» Job:
Your reply should be one number: the count of lines holding the word "Club".

» Extracted material:
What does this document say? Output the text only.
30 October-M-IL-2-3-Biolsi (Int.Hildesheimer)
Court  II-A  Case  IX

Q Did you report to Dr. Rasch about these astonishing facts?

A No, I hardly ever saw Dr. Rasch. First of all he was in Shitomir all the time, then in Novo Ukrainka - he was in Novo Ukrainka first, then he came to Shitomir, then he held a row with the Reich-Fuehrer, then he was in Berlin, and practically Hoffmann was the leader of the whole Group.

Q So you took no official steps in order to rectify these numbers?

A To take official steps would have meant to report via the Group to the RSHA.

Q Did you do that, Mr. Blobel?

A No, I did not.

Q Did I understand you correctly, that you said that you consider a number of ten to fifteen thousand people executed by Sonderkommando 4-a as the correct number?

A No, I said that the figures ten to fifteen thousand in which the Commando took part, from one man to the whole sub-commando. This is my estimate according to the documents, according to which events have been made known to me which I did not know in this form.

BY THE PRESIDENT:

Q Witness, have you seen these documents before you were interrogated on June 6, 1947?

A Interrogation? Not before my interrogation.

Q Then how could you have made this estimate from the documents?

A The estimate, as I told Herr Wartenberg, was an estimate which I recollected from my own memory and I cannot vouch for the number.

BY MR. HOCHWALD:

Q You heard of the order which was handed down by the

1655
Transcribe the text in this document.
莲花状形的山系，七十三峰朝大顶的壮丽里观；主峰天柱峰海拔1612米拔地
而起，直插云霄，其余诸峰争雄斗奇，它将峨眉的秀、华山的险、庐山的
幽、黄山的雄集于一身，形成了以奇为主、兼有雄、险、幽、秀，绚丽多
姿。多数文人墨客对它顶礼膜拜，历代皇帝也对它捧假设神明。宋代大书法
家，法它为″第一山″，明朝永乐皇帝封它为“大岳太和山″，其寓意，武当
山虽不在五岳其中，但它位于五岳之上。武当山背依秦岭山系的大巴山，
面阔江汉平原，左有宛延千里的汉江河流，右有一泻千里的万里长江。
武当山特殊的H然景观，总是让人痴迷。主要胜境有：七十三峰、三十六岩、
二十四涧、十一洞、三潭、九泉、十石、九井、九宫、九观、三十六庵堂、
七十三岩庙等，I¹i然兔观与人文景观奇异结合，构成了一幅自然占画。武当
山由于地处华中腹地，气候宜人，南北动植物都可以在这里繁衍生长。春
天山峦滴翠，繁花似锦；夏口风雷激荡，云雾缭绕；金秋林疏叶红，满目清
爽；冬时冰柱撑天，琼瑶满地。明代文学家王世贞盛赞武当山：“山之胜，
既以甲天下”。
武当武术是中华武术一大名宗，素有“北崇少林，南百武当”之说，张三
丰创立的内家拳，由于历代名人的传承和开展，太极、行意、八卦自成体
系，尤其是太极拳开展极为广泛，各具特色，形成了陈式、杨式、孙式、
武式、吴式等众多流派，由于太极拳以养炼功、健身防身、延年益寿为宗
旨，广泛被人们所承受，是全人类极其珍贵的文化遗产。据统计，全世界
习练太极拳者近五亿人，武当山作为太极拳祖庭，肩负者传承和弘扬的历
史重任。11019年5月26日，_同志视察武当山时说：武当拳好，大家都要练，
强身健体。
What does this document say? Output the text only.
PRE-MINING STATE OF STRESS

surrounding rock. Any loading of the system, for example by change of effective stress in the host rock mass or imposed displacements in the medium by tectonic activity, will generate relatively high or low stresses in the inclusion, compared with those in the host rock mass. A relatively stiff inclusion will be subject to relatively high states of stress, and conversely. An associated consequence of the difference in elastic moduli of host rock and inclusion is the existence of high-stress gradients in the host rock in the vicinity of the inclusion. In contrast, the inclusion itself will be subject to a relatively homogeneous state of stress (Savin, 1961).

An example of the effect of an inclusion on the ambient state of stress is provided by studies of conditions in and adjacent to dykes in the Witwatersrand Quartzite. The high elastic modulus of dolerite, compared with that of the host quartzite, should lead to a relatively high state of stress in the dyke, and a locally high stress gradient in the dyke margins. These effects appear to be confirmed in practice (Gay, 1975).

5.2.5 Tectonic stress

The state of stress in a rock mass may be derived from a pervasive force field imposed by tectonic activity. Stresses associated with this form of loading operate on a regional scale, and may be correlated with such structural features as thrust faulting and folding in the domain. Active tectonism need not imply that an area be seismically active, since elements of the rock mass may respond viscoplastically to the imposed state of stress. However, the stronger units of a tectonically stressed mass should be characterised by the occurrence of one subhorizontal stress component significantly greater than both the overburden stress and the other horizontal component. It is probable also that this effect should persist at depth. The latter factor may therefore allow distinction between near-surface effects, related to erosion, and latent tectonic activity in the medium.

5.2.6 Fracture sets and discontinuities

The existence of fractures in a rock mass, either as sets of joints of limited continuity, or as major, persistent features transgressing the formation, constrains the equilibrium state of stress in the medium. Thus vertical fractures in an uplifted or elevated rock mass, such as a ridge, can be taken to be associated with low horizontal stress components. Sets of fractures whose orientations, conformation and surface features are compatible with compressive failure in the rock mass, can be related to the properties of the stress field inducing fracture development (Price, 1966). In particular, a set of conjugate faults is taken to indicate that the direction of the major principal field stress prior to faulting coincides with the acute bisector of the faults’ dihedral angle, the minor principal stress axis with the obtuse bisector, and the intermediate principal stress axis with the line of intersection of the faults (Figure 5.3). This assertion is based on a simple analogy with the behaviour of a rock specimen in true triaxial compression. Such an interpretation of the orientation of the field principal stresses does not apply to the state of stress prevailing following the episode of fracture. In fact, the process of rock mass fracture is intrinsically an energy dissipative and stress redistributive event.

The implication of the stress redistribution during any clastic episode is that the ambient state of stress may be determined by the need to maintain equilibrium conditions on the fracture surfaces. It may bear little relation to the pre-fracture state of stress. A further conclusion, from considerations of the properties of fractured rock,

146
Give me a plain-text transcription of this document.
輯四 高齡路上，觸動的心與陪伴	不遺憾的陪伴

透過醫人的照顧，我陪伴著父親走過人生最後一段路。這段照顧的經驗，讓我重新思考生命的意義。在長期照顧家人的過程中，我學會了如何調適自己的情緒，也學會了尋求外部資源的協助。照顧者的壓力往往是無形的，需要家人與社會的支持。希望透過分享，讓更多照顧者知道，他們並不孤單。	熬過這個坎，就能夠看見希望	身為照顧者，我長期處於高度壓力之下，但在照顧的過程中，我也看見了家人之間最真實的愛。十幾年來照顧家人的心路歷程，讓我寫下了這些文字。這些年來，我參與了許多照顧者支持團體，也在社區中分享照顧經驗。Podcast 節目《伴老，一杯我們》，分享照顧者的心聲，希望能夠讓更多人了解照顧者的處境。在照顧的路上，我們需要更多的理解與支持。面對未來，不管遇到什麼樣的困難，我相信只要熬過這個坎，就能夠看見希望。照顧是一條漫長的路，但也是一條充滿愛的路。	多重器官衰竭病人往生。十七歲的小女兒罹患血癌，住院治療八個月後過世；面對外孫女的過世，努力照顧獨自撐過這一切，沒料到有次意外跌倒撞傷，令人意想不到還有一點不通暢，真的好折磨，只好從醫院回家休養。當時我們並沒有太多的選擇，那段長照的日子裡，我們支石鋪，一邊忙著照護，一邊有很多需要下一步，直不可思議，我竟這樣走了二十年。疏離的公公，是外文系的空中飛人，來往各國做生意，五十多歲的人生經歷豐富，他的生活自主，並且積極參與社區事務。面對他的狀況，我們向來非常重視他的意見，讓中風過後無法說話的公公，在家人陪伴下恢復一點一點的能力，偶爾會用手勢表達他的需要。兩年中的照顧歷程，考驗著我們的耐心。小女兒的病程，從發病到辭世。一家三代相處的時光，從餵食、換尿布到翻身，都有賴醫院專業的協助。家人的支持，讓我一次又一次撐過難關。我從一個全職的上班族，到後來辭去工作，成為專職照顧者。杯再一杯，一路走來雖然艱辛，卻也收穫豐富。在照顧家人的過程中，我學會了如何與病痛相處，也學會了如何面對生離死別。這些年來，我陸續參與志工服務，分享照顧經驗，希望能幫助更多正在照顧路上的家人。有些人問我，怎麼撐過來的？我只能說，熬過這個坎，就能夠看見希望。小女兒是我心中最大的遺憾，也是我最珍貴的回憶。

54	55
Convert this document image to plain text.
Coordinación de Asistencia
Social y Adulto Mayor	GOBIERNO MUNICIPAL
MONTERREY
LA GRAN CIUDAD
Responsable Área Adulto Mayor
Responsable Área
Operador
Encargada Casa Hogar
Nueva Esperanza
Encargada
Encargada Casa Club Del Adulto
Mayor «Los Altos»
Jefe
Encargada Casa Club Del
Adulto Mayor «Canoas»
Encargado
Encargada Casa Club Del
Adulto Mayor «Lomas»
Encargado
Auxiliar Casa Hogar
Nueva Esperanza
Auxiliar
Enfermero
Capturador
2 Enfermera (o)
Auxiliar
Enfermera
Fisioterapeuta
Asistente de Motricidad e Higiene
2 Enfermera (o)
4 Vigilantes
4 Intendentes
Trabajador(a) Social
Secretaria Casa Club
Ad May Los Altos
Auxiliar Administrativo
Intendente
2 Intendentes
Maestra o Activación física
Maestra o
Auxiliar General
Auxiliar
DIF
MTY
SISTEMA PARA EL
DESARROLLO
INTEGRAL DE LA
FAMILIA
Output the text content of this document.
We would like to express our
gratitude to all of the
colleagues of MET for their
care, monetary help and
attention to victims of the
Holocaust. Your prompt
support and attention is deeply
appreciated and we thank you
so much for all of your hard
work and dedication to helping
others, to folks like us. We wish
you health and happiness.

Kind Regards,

» Result:
4